Dataset rows:
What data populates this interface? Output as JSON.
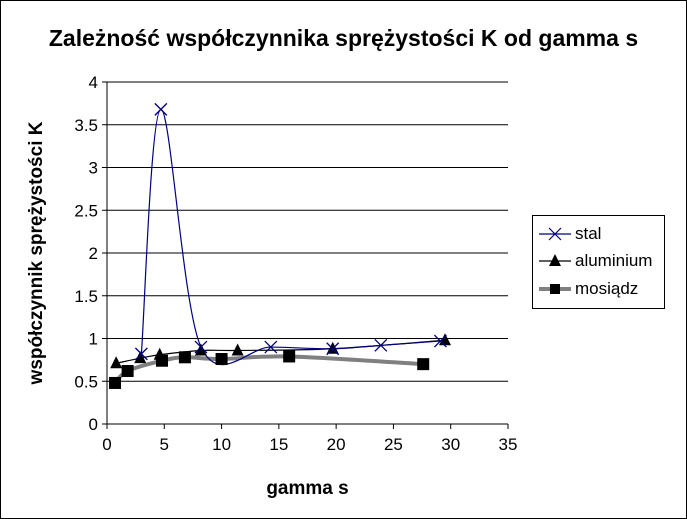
{
  "chart_data": {
    "type": "line",
    "title": "Zależność współczynnika sprężystości K od gamma s",
    "xlabel": "gamma s",
    "ylabel": "współczynnik sprężystości K",
    "xlim": [
      0,
      35
    ],
    "ylim": [
      0,
      4
    ],
    "x_ticks": [
      "0",
      "5",
      "10",
      "15",
      "20",
      "25",
      "30",
      "35"
    ],
    "y_ticks": [
      "0",
      "0.5",
      "1",
      "1.5",
      "2",
      "2.5",
      "3",
      "3.5",
      "4"
    ],
    "grid": "horizontal",
    "legend_position": "right",
    "series": [
      {
        "name": "stal",
        "color": "#000080",
        "marker": "x",
        "x": [
          3.0,
          4.7,
          8.2,
          14.3,
          19.7,
          23.9,
          29.1
        ],
        "y": [
          0.82,
          3.68,
          0.9,
          0.9,
          0.88,
          0.92,
          0.97
        ]
      },
      {
        "name": "aluminium",
        "color": "#000000",
        "marker": "triangle",
        "x": [
          0.8,
          2.9,
          4.6,
          8.2,
          11.4,
          19.7,
          29.5
        ],
        "y": [
          0.71,
          0.77,
          0.81,
          0.86,
          0.86,
          0.88,
          0.98
        ]
      },
      {
        "name": "mosiądz",
        "color": "#000000",
        "line_color": "#808080",
        "marker": "square",
        "x": [
          0.7,
          1.8,
          4.8,
          6.8,
          10.0,
          15.9,
          27.6
        ],
        "y": [
          0.48,
          0.62,
          0.74,
          0.78,
          0.76,
          0.79,
          0.7
        ]
      }
    ]
  }
}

What to do
Find the word "sprężystości" and list each line it appears in.

Task output
    "title": "Zależność współczynnika sprężystości K od gamma s",
    "ylabel": "współczynnik sprężystości K",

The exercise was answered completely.